▶ _What you should do_
Would you restate all the data that follows, word for word?

Data entries

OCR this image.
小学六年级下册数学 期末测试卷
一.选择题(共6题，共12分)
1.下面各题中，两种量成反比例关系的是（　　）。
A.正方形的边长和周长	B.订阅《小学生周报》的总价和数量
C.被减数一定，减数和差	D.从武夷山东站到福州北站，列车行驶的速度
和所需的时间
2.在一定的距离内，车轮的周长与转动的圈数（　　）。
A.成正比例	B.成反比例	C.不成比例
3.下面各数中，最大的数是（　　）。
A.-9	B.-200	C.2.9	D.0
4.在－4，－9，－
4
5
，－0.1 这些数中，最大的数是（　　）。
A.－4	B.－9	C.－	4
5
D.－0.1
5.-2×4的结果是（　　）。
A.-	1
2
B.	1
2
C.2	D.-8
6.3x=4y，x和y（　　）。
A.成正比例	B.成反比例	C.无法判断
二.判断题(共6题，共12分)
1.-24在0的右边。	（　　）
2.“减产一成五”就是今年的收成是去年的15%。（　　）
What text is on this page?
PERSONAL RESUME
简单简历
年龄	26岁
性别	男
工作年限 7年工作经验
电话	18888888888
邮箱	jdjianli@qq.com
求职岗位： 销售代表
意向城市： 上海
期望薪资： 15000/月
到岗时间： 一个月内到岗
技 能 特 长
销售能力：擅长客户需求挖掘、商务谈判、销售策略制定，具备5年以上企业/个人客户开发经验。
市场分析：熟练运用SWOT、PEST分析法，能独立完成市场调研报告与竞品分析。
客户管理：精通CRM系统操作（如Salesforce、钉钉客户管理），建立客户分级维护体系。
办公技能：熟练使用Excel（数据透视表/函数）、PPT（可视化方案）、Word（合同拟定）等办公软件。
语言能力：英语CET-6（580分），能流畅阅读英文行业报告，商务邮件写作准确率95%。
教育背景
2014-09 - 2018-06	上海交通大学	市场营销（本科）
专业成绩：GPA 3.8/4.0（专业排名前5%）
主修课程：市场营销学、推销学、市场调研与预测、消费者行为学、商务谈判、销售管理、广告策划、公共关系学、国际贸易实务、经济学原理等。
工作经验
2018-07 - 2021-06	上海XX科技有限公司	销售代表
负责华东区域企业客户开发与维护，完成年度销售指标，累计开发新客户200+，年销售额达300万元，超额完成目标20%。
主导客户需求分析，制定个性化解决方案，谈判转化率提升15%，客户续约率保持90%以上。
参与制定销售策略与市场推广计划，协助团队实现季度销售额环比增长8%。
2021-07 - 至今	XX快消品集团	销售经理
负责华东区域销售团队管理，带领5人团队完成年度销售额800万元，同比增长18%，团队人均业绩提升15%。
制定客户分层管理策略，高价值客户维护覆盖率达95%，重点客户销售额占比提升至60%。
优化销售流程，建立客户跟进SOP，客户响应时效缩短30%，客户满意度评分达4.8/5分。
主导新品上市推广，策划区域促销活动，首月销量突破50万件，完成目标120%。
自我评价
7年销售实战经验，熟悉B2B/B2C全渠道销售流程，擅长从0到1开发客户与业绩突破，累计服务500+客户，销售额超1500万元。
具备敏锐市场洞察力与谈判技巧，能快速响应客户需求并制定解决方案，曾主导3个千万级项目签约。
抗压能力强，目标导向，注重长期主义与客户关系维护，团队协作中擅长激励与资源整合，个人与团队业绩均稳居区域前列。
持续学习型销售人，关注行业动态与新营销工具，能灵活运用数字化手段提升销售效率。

▶ _Task output_
OCR this image.
小学六年级下册数学 期末测试卷
一.选择题(共6题，共12分)
1.下面各题中，两种量成反比例关系的是（　　）。
A.正方形的边长和周长	B.订阅《小学生周报》的总价和数量
C.被减数一定，减数和差	D.从武夷山东站到福州北站，列车行驶的速度
和所需的时间
2.在一定的距离内，车轮的周长与转动的圈数（　　）。
A.成正比例	B.成反比例	C.不成比例
3.下面各数中，最大的数是（　　）。
A.-9	B.-200	C.2.9	D.0
4.在－4，－9，－
4
5
，－0.1 这些数中，最大的数是（　　）。
A.－4	B.－9	C.－	4
5
D.－0.1
5.-2×4的结果是（　　）。
A.-	1
2
B.	1
2
C.2	D.-8
6.3x=4y，x和y（　　）。
A.成正比例	B.成反比例	C.无法判断
二.判断题(共6题，共12分)
1.-24在0的右边。	（　　）
2.“减产一成五”就是今年的收成是去年的15%。（　　）
What text is on this page?
PERSONAL RESUME
简单简历
年龄	26岁
性别	男
工作年限 7年工作经验
电话	18888888888
邮箱	jdjianli@qq.com
求职岗位： 销售代表
意向城市： 上海
期望薪资： 15000/月
到岗时间： 一个月内到岗
技 能 特 长
销售能力：擅长客户需求挖掘、商务谈判、销售策略制定，具备5年以上企业/个人客户开发经验。
市场分析：熟练运用SWOT、PEST分析法，能独立完成市场调研报告与竞品分析。
客户管理：精通CRM系统操作（如Salesforce、钉钉客户管理），建立客户分级维护体系。
办公技能：熟练使用Excel（数据透视表/函数）、PPT（可视化方案）、Word（合同拟定）等办公软件。
语言能力：英语CET-6（580分），能流畅阅读英文行业报告，商务邮件写作准确率95%。
教育背景
2014-09 - 2018-06	上海交通大学	市场营销（本科）
专业成绩：GPA 3.8/4.0（专业排名前5%）
主修课程：市场营销学、推销学、市场调研与预测、消费者行为学、商务谈判、销售管理、广告策划、公共关系学、国际贸易实务、经济学原理等。
工作经验
2018-07 - 2021-06	上海XX科技有限公司	销售代表
负责华东区域企业客户开发与维护，完成年度销售指标，累计开发新客户200+，年销售额达300万元，超额完成目标20%。
主导客户需求分析，制定个性化解决方案，谈判转化率提升15%，客户续约率保持90%以上。
参与制定销售策略与市场推广计划，协助团队实现季度销售额环比增长8%。
2021-07 - 至今	XX快消品集团	销售经理
负责华东区域销售团队管理，带领5人团队完成年度销售额800万元，同比增长18%，团队人均业绩提升15%。
制定客户分层管理策略，高价值客户维护覆盖率达95%，重点客户销售额占比提升至60%。
优化销售流程，建立客户跟进SOP，客户响应时效缩短30%，客户满意度评分达4.8/5分。
主导新品上市推广，策划区域促销活动，首月销量突破50万件，完成目标120%。
自我评价
7年销售实战经验，熟悉B2B/B2C全渠道销售流程，擅长从0到1开发客户与业绩突破，累计服务500+客户，销售额超1500万元。
具备敏锐市场洞察力与谈判技巧，能快速响应客户需求并制定解决方案，曾主导3个千万级项目签约。
抗压能力强，目标导向，注重长期主义与客户关系维护，团队协作中擅长激励与资源整合，个人与团队业绩均稳居区域前列。
持续学习型销售人，关注行业动态与新营销工具，能灵活运用数字化手段提升销售效率。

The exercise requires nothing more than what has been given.